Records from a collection

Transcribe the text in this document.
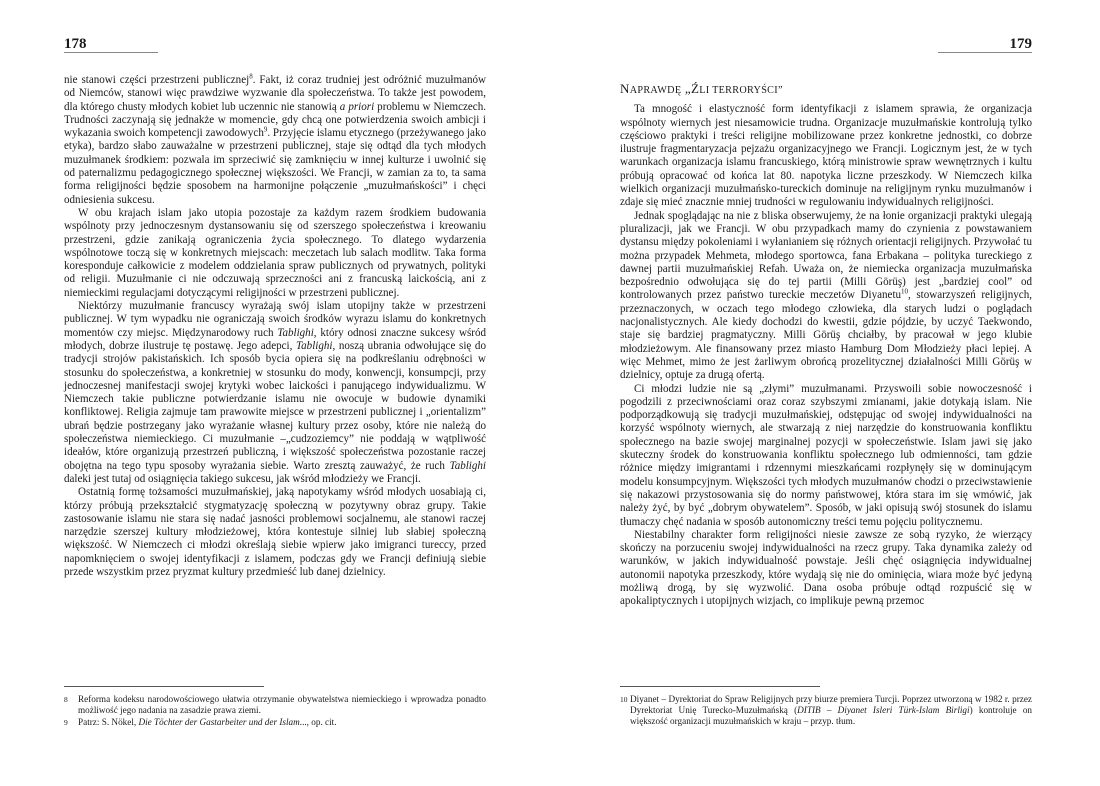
178

nie stanowi części przestrzeni publicznej$^8$. Fakt, iż coraz trudniej jest odróżnić muzułmanów od Niemców, stanowi więc prawdziwe wyzwanie dla społeczeństwa. To także jest powodem, dla którego chusty młodych kobiet lub uczennic nie stanowią a priori problemu w Niemczech. Trudności zaczynają się jednakże w momencie, gdy chcą one potwierdzenia swoich ambicji i wykazania swoich kompetencji zawodowych$^9$. Przyjęcie islamu etycznego (przeżywanego jako etyka), bardzo słabo zauważalne w przestrzeni publicznej, staje się odtąd dla tych młodych muzułmanek środkiem: pozwala im sprzeciwić się zamknięciu w innej kulturze i uwolnić się od paternalizmu pedagogicznego społecznej większości. We Francji, w zamian za to, ta sama forma religijności będzie sposobem na harmonijne połączenie „muzułmańskości” i chęci odniesienia sukcesu.

W obu krajach islam jako utopia pozostaje za każdym razem środkiem budowania wspólnoty przy jednoczesnym dystansowaniu się od szerszego społeczeństwa i kreowaniu przestrzeni, gdzie zanikają ograniczenia życia społecznego. To dlatego wydarzenia wspólnotowe toczą się w konkretnych miejscach: meczetach lub salach modlitw. Taka forma koresponduje całkowicie z modelem oddzielania spraw publicznych od prywatnych, polityki od religii. Muzułmanie ci nie odczuwają sprzeczności ani z francuską laickością, ani z niemieckimi regulacjami dotyczącymi religijności w przestrzeni publicznej.

Niektórzy muzułmanie francuscy wyrażają swój islam utopijny także w przestrzeni publicznej. W tym wypadku nie ograniczają swoich środków wyrazu islamu do konkretnych momentów czy miejsc. Międzynarodowy ruch Tablighi, który odnosi znaczne sukcesy wśród młodych, dobrze ilustruje tę postawę. Jego adepci, Tablighi, noszą ubrania odwołujące się do tradycji strojów pakistańskich. Ich sposób bycia opiera się na podkreślaniu odrębności w stosunku do społeczeństwa, a konkretniej w stosunku do mody, konwencji, konsumpcji, przy jednoczesnej manifestacji swojej krytyki wobec laickości i panującego indywidualizmu. W Niemczech takie publiczne potwierdzanie islamu nie owocuje w budowie dynamiki konfliktowej. Religia zajmuje tam prawowite miejsce w przestrzeni publicznej i „orientalizm” ubrań będzie postrzegany jako wyrażanie własnej kultury przez osoby, które nie należą do społeczeństwa niemieckiego. Ci muzułmanie –„cudzoziemcy” nie poddają w wątpliwość ideałów, które organizują przestrzeń publiczną, i większość społeczeństwa pozostanie raczej obojętna na tego typu sposoby wyrażania siebie. Warto zresztą zauważyć, że ruch Tablighi daleki jest tutaj od osiągnięcia takiego sukcesu, jak wśród młodzieży we Francji.

Ostatnią formę tożsamości muzułmańskiej, jaką napotykamy wśród młodych uosabiają ci, którzy próbują przekształcić stygmatyzację społeczną w pozytywny obraz grupy. Takie zastosowanie islamu nie stara się nadać jasności problemowi socjalnemu, ale stanowi raczej narzędzie szerszej kultury młodzieżowej, która kontestuje silniej lub słabiej społeczną większość. W Niemczech ci młodzi określają siebie wpierw jako imigranci tureccy, przed napomknięciem o swojej identyfikacji z islamem, podczas gdy we Francji definiują siebie przede wszystkim przez pryzmat kultury przedmieść lub danej dzielnicy.

8	Reforma kodeksu narodowościowego ułatwia otrzymanie obywatelstwa niemieckiego i wprowadza ponadto możliwość jego nadania na zasadzie prawa ziemi.
9	Patrz: S. Nökel, Die Töchter der Gastarbeiter und der Islam..., op. cit.
179
NAPRAWDĘ „ŹLI TERRORYŚCI”

Ta mnogość i elastyczność form identyfikacji z islamem sprawia, że organizacja wspólnoty wiernych jest niesamowicie trudna. Organizacje muzułmańskie kontrolują tylko częściowo praktyki i treści religijne mobilizowane przez konkretne jednostki, co dobrze ilustruje fragmentaryzacja pejzażu organizacyjnego we Francji. Logicznym jest, że w tych warunkach organizacja islamu francuskiego, którą ministrowie spraw wewnętrznych i kultu próbują opracować od końca lat 80. napotyka liczne przeszkody. W Niemczech kilka wielkich organizacji muzułmańsko-tureckich dominuje na religijnym rynku muzułmanów i zdaje się mieć znacznie mniej trudności w regulowaniu indywidualnych religijności.

Jednak spoglądając na nie z bliska obserwujemy, że na łonie organizacji praktyki ulegają pluralizacji, jak we Francji. W obu przypadkach mamy do czynienia z powstawaniem dystansu między pokoleniami i wyłanianiem się różnych orientacji religijnych. Przywołać tu można przypadek Mehmeta, młodego sportowca, fana Erbakana – polityka tureckiego z dawnej partii muzułmańskiej Refah. Uważa on, że niemiecka organizacja muzułmańska bezpośrednio odwołująca się do tej partii (Milli Görüş) jest „bardziej cool” od kontrolowanych przez państwo tureckie meczetów Diyanetu$^{10}$, stowarzyszeń religijnych, przeznaczonych, w oczach tego młodego człowieka, dla starych ludzi o poglądach nacjonalistycznych. Ale kiedy dochodzi do kwestii, gdzie pójdzie, by uczyć Taekwondo, staje się bardziej pragmatyczny. Milli Görüş chciałby, by pracował w jego klubie młodzieżowym. Ale finansowany przez miasto Hamburg Dom Młodzieży płaci lepiej. A więc Mehmet, mimo że jest żarliwym obrońcą prozelityczneј działalności Milli Görüş w dzielnicy, optuje za drugą ofertą.

Ci młodzi ludzie nie są „złymi” muzułmanami. Przyswoili sobie nowoczesność i pogodzili z przeciwnościami oraz coraz szybszymi zmianami, jakie dotykają islam. Nie podporządkowują się tradycji muzułmańskiej, odstępując od swojej indywidualności na korzyść wspólnoty wiernych, ale stwarzają z niej narzędzie do konstruowania konfliktu społecznego na bazie swojej marginalnej pozycji w społeczeństwie. Islam jawi się jako skuteczny środek do konstruowania konfliktu społecznego lub odmienności, tam gdzie różnice między imigrantami i rdzennymi mieszkańcami rozpłynęły się w dominującym modelu konsumpcyjnym. Większości tych młodych muzułmanów chodzi o przeciwstawienie się nakazowi przystosowania się do normy państwowej, która stara im się wmówić, jak należy żyć, by być „dobrym obywatelem”. Sposób, w jaki opisują swój stosunek do islamu tłumaczy chęć nadania w sposób autonomiczny treści temu pojęciu politycznemu.

Niestabilny charakter form religijności niesie zawsze ze sobą ryzyko, że wierzący skończy na porzuceniu swojej indywidualności na rzecz grupy. Taka dynamika zależy od warunków, w jakich indywidualność powstaje. Jeśli chęć osiągnięcia indywidualnej autonomii napotyka przeszkody, które wydają się nie do ominięcia, wiara może być jedyną możliwą drogą, by się wyzwolić. Dana osoba próbuje odtąd rozpuścić się w apokaliptycznych i utopijnych wizjach, co implikuje pewną przemoc

10 Diyanet – Dyrektoriat do Spraw Religijnych przy biurze premiera Turcji. Poprzez utworzoną w 1982 r. przez Dyrektoriat Unię Turecko-Muzułmańską (DITIB – Diyanet Isleri Türk-Islam Birligi) kontroluje on większość organizacji muzułmańskich w kraju – przyp. tłum.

## [Stated exercise]
Transcribe the material exactly, keeping every word and none of the pictures.

## [Written solution]
Transcribe the text in this document.
178

nie stanowi części przestrzeni publicznej$^8$. Fakt, iż coraz trudniej jest odróżnić muzułmanów od Niemców, stanowi więc prawdziwe wyzwanie dla społeczeństwa. To także jest powodem, dla którego chusty młodych kobiet lub uczennic nie stanowią a priori problemu w Niemczech. Trudności zaczynają się jednakże w momencie, gdy chcą one potwierdzenia swoich ambicji i wykazania swoich kompetencji zawodowych$^9$. Przyjęcie islamu etycznego (przeżywanego jako etyka), bardzo słabo zauważalne w przestrzeni publicznej, staje się odtąd dla tych młodych muzułmanek środkiem: pozwala im sprzeciwić się zamknięciu w innej kulturze i uwolnić się od paternalizmu pedagogicznego społecznej większości. We Francji, w zamian za to, ta sama forma religijności będzie sposobem na harmonijne połączenie „muzułmańskości” i chęci odniesienia sukcesu.

W obu krajach islam jako utopia pozostaje za każdym razem środkiem budowania wspólnoty przy jednoczesnym dystansowaniu się od szerszego społeczeństwa i kreowaniu przestrzeni, gdzie zanikają ograniczenia życia społecznego. To dlatego wydarzenia wspólnotowe toczą się w konkretnych miejscach: meczetach lub salach modlitw. Taka forma koresponduje całkowicie z modelem oddzielania spraw publicznych od prywatnych, polityki od religii. Muzułmanie ci nie odczuwają sprzeczności ani z francuską laickością, ani z niemieckimi regulacjami dotyczącymi religijności w przestrzeni publicznej.

Niektórzy muzułmanie francuscy wyrażają swój islam utopijny także w przestrzeni publicznej. W tym wypadku nie ograniczają swoich środków wyrazu islamu do konkretnych momentów czy miejsc. Międzynarodowy ruch Tablighi, który odnosi znaczne sukcesy wśród młodych, dobrze ilustruje tę postawę. Jego adepci, Tablighi, noszą ubrania odwołujące się do tradycji strojów pakistańskich. Ich sposób bycia opiera się na podkreślaniu odrębności w stosunku do społeczeństwa, a konkretniej w stosunku do mody, konwencji, konsumpcji, przy jednoczesnej manifestacji swojej krytyki wobec laickości i panującego indywidualizmu. W Niemczech takie publiczne potwierdzanie islamu nie owocuje w budowie dynamiki konfliktowej. Religia zajmuje tam prawowite miejsce w przestrzeni publicznej i „orientalizm” ubrań będzie postrzegany jako wyrażanie własnej kultury przez osoby, które nie należą do społeczeństwa niemieckiego. Ci muzułmanie –„cudzoziemcy” nie poddają w wątpliwość ideałów, które organizują przestrzeń publiczną, i większość społeczeństwa pozostanie raczej obojętna na tego typu sposoby wyrażania siebie. Warto zresztą zauważyć, że ruch Tablighi daleki jest tutaj od osiągnięcia takiego sukcesu, jak wśród młodzieży we Francji.

Ostatnią formę tożsamości muzułmańskiej, jaką napotykamy wśród młodych uosabiają ci, którzy próbują przekształcić stygmatyzację społeczną w pozytywny obraz grupy. Takie zastosowanie islamu nie stara się nadać jasności problemowi socjalnemu, ale stanowi raczej narzędzie szerszej kultury młodzieżowej, która kontestuje silniej lub słabiej społeczną większość. W Niemczech ci młodzi określają siebie wpierw jako imigranci tureccy, przed napomknięciem o swojej identyfikacji z islamem, podczas gdy we Francji definiują siebie przede wszystkim przez pryzmat kultury przedmieść lub danej dzielnicy.

8	Reforma kodeksu narodowościowego ułatwia otrzymanie obywatelstwa niemieckiego i wprowadza ponadto możliwość jego nadania na zasadzie prawa ziemi.
9	Patrz: S. Nökel, Die Töchter der Gastarbeiter und der Islam..., op. cit.
179
NAPRAWDĘ „ŹLI TERRORYŚCI”

Ta mnogość i elastyczność form identyfikacji z islamem sprawia, że organizacja wspólnoty wiernych jest niesamowicie trudna. Organizacje muzułmańskie kontrolują tylko częściowo praktyki i treści religijne mobilizowane przez konkretne jednostki, co dobrze ilustruje fragmentaryzacja pejzażu organizacyjnego we Francji. Logicznym jest, że w tych warunkach organizacja islamu francuskiego, którą ministrowie spraw wewnętrznych i kultu próbują opracować od końca lat 80. napotyka liczne przeszkody. W Niemczech kilka wielkich organizacji muzułmańsko-tureckich dominuje na religijnym rynku muzułmanów i zdaje się mieć znacznie mniej trudności w regulowaniu indywidualnych religijności.

Jednak spoglądając na nie z bliska obserwujemy, że na łonie organizacji praktyki ulegają pluralizacji, jak we Francji. W obu przypadkach mamy do czynienia z powstawaniem dystansu między pokoleniami i wyłanianiem się różnych orientacji religijnych. Przywołać tu można przypadek Mehmeta, młodego sportowca, fana Erbakana – polityka tureckiego z dawnej partii muzułmańskiej Refah. Uważa on, że niemiecka organizacja muzułmańska bezpośrednio odwołująca się do tej partii (Milli Görüş) jest „bardziej cool” od kontrolowanych przez państwo tureckie meczetów Diyanetu$^{10}$, stowarzyszeń religijnych, przeznaczonych, w oczach tego młodego człowieka, dla starych ludzi o poglądach nacjonalistycznych. Ale kiedy dochodzi do kwestii, gdzie pójdzie, by uczyć Taekwondo, staje się bardziej pragmatyczny. Milli Görüş chciałby, by pracował w jego klubie młodzieżowym. Ale finansowany przez miasto Hamburg Dom Młodzieży płaci lepiej. A więc Mehmet, mimo że jest żarliwym obrońcą prozelityczneј działalności Milli Görüş w dzielnicy, optuje za drugą ofertą.

Ci młodzi ludzie nie są „złymi” muzułmanami. Przyswoili sobie nowoczesność i pogodzili z przeciwnościami oraz coraz szybszymi zmianami, jakie dotykają islam. Nie podporządkowują się tradycji muzułmańskiej, odstępując od swojej indywidualności na korzyść wspólnoty wiernych, ale stwarzają z niej narzędzie do konstruowania konfliktu społecznego na bazie swojej marginalnej pozycji w społeczeństwie. Islam jawi się jako skuteczny środek do konstruowania konfliktu społecznego lub odmienności, tam gdzie różnice między imigrantami i rdzennymi mieszkańcami rozpłynęły się w dominującym modelu konsumpcyjnym. Większości tych młodych muzułmanów chodzi o przeciwstawienie się nakazowi przystosowania się do normy państwowej, która stara im się wmówić, jak należy żyć, by być „dobrym obywatelem”. Sposób, w jaki opisują swój stosunek do islamu tłumaczy chęć nadania w sposób autonomiczny treści temu pojęciu politycznemu.

Niestabilny charakter form religijności niesie zawsze ze sobą ryzyko, że wierzący skończy na porzuceniu swojej indywidualności na rzecz grupy. Taka dynamika zależy od warunków, w jakich indywidualność powstaje. Jeśli chęć osiągnięcia indywidualnej autonomii napotyka przeszkody, które wydają się nie do ominięcia, wiara może być jedyną możliwą drogą, by się wyzwolić. Dana osoba próbuje odtąd rozpuścić się w apokaliptycznych i utopijnych wizjach, co implikuje pewną przemoc

10 Diyanet – Dyrektoriat do Spraw Religijnych przy biurze premiera Turcji. Poprzez utworzoną w 1982 r. przez Dyrektoriat Unię Turecko-Muzułmańską (DITIB – Diyanet Isleri Türk-Islam Birligi) kontroluje on większość organizacji muzułmańskich w kraju – przyp. tłum.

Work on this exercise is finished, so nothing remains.